Search the listing for the string "completo" and copy every line that contains it.

# START OF Supplied records

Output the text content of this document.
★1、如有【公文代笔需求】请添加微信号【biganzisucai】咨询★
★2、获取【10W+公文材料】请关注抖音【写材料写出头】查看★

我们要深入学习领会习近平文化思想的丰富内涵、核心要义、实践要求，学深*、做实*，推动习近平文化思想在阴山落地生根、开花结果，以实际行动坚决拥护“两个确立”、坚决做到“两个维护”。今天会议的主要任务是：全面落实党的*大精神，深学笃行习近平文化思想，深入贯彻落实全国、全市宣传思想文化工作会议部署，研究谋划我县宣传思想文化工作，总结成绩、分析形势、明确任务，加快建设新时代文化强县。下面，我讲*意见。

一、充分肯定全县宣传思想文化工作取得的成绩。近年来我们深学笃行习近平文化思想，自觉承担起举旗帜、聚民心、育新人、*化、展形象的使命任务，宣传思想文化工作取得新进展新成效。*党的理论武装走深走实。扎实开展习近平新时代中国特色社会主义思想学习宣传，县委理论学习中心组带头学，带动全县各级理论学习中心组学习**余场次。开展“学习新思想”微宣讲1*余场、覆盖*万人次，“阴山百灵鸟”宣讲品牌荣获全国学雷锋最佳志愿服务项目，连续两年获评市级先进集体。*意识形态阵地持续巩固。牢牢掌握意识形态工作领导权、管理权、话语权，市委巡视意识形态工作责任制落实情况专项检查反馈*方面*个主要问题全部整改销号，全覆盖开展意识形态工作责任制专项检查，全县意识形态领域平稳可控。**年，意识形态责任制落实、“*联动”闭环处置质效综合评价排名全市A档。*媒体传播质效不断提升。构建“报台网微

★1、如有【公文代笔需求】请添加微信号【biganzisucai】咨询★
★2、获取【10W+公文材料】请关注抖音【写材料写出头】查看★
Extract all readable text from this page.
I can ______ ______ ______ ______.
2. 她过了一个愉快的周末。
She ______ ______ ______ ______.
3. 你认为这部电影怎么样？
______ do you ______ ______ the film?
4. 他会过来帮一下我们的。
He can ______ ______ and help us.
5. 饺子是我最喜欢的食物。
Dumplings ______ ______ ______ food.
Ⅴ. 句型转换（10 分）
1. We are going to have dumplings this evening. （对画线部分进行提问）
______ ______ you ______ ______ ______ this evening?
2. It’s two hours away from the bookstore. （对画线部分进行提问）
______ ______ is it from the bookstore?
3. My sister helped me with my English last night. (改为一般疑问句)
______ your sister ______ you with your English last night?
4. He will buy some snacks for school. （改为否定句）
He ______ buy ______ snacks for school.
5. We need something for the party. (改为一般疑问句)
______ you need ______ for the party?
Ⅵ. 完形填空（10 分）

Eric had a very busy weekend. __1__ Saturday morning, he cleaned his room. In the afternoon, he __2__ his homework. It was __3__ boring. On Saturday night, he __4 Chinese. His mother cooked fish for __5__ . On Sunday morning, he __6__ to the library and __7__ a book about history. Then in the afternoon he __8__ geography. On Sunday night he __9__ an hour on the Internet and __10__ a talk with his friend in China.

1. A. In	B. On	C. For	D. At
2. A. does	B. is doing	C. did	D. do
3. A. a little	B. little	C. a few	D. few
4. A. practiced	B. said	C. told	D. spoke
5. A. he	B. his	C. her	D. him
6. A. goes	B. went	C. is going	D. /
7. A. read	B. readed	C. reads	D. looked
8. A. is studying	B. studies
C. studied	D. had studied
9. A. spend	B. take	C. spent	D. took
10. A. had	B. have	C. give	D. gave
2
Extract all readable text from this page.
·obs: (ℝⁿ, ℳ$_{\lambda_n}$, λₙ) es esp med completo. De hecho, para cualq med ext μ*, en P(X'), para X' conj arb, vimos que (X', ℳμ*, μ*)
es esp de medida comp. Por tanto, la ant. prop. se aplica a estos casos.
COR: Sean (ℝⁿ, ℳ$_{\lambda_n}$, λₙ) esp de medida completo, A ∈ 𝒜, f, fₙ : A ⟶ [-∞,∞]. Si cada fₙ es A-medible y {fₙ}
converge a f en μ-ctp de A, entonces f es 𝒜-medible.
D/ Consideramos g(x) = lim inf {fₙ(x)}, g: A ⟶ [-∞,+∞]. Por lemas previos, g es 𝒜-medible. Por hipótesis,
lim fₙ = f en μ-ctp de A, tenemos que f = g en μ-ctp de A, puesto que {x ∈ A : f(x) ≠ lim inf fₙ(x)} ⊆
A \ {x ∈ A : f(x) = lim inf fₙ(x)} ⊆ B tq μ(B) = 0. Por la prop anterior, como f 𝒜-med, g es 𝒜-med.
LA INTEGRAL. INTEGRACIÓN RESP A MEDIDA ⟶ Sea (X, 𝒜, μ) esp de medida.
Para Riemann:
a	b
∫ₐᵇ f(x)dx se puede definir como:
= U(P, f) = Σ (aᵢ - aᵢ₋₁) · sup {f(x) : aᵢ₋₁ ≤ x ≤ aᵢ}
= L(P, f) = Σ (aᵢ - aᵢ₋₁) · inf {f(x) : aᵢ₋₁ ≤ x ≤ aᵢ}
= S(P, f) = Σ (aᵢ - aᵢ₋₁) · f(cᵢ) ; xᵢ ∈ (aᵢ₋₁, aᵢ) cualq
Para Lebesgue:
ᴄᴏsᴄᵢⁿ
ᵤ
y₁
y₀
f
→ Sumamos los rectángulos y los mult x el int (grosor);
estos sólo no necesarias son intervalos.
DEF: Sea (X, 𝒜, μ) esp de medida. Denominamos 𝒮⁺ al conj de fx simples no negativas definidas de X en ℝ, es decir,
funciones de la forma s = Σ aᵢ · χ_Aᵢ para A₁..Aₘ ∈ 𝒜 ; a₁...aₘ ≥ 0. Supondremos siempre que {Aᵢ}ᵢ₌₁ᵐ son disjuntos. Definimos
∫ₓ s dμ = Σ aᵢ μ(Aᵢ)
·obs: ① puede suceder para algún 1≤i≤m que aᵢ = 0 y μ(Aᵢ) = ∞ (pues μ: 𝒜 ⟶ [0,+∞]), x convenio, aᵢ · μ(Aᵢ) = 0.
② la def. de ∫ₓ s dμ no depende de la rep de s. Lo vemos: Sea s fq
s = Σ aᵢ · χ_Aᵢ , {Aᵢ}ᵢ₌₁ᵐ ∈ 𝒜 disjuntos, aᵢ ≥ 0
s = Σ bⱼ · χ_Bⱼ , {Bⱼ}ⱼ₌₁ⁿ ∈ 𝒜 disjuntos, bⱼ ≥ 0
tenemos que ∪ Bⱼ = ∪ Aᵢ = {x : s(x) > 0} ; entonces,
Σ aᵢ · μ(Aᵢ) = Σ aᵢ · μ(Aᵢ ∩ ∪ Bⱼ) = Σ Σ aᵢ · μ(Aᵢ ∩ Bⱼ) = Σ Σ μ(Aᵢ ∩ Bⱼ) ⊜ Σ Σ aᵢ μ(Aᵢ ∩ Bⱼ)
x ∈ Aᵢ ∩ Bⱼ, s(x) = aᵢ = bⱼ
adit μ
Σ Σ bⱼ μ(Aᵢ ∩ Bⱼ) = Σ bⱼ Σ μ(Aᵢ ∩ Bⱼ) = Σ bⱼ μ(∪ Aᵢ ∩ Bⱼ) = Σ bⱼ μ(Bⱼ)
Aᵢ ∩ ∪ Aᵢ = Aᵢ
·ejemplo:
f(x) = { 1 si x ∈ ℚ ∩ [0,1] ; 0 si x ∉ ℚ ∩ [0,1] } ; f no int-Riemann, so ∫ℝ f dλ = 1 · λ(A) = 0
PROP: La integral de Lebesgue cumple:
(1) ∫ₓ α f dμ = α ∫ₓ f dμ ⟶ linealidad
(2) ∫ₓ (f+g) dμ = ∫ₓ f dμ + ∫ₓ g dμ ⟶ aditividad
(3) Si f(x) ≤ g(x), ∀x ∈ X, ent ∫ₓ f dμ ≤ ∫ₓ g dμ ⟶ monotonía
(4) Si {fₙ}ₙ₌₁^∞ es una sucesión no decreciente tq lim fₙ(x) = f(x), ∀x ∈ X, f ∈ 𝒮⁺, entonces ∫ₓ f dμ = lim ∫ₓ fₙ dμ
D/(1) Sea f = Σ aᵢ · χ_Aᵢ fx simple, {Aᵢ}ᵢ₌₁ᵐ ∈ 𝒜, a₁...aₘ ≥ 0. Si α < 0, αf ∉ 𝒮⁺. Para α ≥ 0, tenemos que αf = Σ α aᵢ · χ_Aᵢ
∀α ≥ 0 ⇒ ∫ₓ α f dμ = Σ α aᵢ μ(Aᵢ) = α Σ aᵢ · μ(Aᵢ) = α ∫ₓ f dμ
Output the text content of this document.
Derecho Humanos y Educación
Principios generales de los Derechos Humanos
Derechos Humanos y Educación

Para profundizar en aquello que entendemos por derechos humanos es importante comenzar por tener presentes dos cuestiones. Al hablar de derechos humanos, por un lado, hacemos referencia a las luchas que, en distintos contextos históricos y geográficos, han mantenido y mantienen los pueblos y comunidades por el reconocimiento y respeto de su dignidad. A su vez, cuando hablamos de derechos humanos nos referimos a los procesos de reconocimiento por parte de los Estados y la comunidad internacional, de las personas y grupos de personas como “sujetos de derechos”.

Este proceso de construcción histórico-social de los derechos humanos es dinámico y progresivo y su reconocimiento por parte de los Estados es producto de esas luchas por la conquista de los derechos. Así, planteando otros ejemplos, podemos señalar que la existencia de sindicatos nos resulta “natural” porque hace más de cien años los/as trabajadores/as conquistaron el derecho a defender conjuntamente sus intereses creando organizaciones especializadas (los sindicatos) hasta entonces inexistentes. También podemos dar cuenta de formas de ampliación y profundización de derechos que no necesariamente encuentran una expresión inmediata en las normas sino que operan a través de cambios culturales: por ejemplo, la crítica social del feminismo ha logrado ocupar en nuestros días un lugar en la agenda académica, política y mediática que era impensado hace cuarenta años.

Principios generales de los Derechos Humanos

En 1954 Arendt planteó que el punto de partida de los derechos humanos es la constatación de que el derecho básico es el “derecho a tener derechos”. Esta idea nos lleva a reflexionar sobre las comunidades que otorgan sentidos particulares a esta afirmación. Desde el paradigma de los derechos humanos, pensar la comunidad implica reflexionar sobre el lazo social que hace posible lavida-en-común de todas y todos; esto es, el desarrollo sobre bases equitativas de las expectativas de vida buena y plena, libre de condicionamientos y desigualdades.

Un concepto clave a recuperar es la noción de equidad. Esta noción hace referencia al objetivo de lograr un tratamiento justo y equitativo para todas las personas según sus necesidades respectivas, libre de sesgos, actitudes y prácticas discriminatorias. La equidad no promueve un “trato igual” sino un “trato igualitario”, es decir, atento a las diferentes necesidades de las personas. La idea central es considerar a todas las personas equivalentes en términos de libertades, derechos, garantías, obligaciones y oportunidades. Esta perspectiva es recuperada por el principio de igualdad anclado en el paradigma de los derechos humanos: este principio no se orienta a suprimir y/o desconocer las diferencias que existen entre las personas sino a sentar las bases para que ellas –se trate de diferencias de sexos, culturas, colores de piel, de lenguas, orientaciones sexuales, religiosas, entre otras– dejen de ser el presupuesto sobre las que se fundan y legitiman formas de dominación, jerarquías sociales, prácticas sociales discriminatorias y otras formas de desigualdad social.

# END OF Supplied records

■ **Task output**
·obs: (ℝⁿ, ℳ$_{\lambda_n}$, λₙ) es esp med completo. De hecho, para cualq med ext μ*, en P(X'), para X' conj arb, vimos que (X', ℳμ*, μ*)
COR: Sean (ℝⁿ, ℳ$_{\lambda_n}$, λₙ) esp de medida completo, A ∈ 𝒜, f, fₙ : A ⟶ [-∞,∞]. Si cada fₙ es A-medible y {fₙ}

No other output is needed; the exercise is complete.